#### INPUT MATERIAL ####

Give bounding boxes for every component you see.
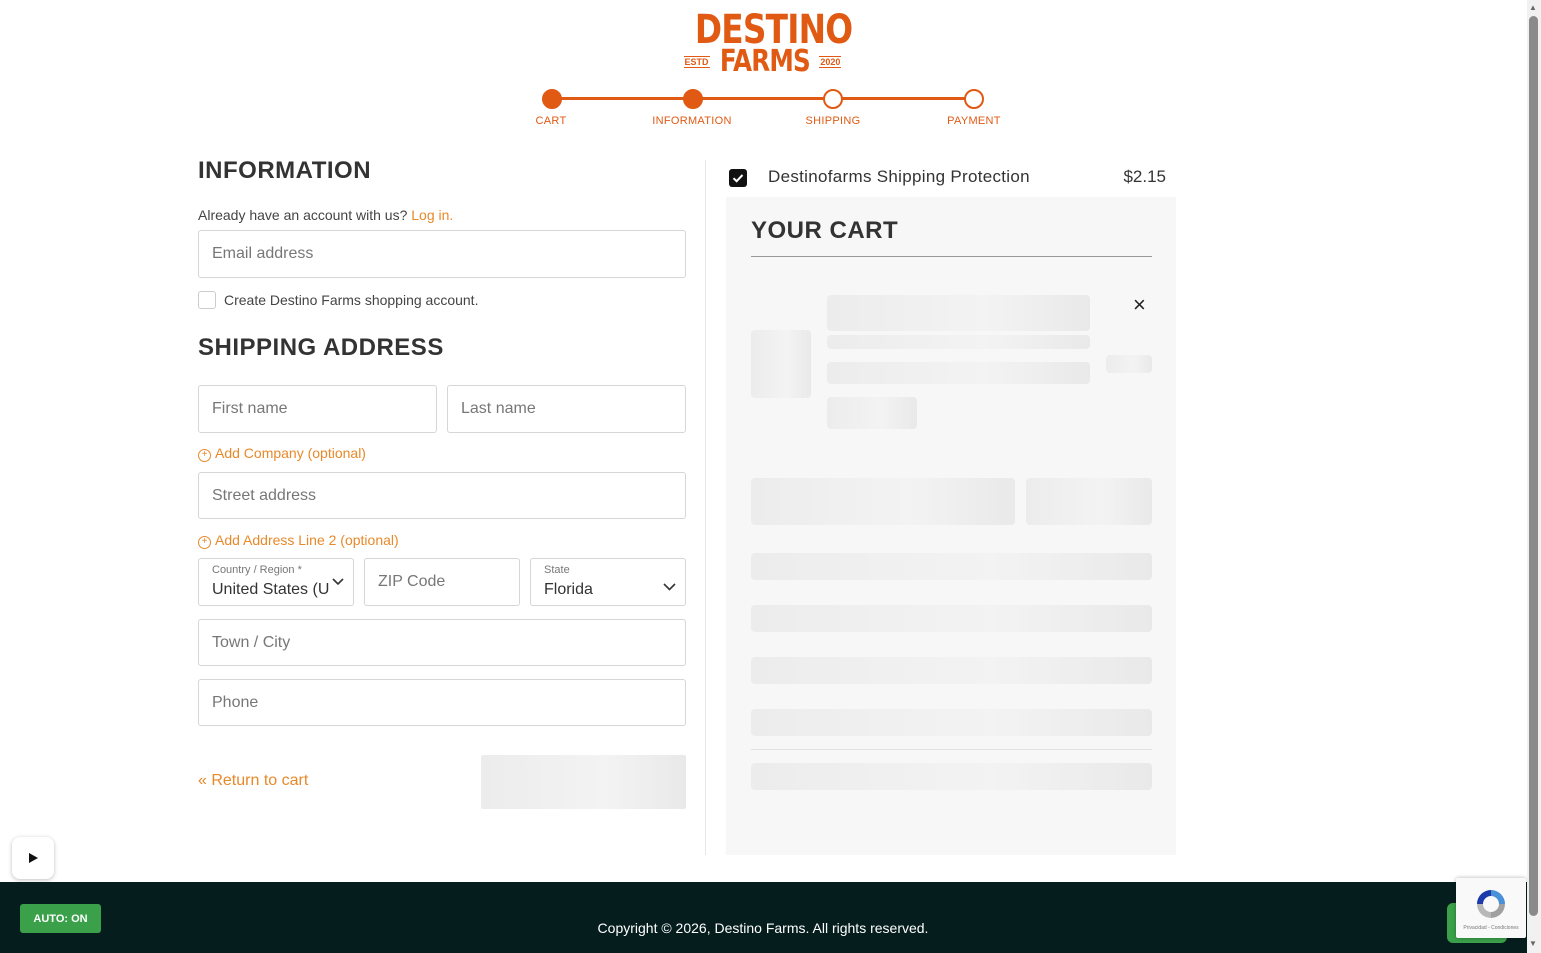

####
#### INPUT MATERIAL ####

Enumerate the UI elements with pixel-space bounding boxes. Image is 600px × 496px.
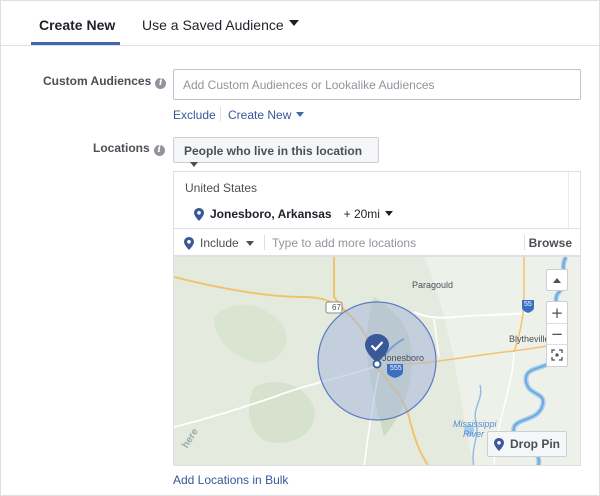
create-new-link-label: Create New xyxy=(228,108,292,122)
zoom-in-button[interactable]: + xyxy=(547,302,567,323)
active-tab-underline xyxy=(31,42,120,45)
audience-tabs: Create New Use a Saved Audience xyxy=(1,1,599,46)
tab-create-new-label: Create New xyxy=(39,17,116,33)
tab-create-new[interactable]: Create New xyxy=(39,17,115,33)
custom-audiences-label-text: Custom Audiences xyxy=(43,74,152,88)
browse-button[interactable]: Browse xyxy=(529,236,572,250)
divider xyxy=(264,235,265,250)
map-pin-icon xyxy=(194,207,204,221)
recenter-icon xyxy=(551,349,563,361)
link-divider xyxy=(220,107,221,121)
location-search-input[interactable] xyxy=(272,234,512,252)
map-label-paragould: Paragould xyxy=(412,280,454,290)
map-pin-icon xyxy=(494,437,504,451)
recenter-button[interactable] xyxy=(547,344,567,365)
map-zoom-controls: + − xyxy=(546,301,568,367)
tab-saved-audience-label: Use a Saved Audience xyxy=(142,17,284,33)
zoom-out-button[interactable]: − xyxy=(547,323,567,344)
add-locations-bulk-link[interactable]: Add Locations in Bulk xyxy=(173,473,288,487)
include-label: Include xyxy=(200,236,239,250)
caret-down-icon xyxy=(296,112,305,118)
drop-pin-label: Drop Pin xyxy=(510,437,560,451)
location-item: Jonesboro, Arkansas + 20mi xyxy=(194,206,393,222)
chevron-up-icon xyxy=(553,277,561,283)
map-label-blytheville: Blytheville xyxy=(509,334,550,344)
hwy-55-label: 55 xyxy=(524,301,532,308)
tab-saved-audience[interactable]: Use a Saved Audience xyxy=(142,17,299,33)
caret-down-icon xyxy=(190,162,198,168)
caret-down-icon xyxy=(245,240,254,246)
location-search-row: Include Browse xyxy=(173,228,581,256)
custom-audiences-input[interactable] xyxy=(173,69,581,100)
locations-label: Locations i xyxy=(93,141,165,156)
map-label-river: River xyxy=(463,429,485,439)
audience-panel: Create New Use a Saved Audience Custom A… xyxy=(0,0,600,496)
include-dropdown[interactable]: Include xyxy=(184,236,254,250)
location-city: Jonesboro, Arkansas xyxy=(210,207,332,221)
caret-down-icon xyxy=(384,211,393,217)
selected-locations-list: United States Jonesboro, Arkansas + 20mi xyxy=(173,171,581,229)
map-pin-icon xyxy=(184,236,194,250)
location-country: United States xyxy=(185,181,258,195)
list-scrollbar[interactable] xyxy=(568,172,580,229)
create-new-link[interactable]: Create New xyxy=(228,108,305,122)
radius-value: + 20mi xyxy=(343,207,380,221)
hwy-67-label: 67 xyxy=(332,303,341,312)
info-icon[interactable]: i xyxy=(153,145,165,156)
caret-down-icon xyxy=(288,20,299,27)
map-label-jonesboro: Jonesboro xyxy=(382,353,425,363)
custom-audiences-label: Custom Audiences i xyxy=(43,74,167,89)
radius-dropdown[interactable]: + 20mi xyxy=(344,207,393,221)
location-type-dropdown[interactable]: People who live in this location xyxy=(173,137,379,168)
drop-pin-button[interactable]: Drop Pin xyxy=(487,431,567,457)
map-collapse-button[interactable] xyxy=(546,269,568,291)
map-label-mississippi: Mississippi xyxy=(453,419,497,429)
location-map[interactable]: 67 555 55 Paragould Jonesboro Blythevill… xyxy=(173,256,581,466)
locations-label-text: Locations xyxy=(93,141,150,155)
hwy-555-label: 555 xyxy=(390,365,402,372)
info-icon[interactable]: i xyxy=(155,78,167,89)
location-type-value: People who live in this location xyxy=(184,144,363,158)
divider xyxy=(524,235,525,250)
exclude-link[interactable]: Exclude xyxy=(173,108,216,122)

####

* [TASK DESCRIPTION]
Swap "pixel-space" for "pixel-based" in the items from the line with "Enumerate the UI" to the line with "active-tab-underline xyxy=(31,42,120,45)", and give those lines again with nothing else changed. Leave the pictures out.

* [SOLUTION TO THIS TASK]
Enumerate the UI elements with pixel-based bounding boxes. Image is 600px × 496px.
create-new-link-label: Create New xyxy=(228,108,292,122)
zoom-in-button[interactable]: + xyxy=(547,302,567,323)
active-tab-underline xyxy=(31,42,120,45)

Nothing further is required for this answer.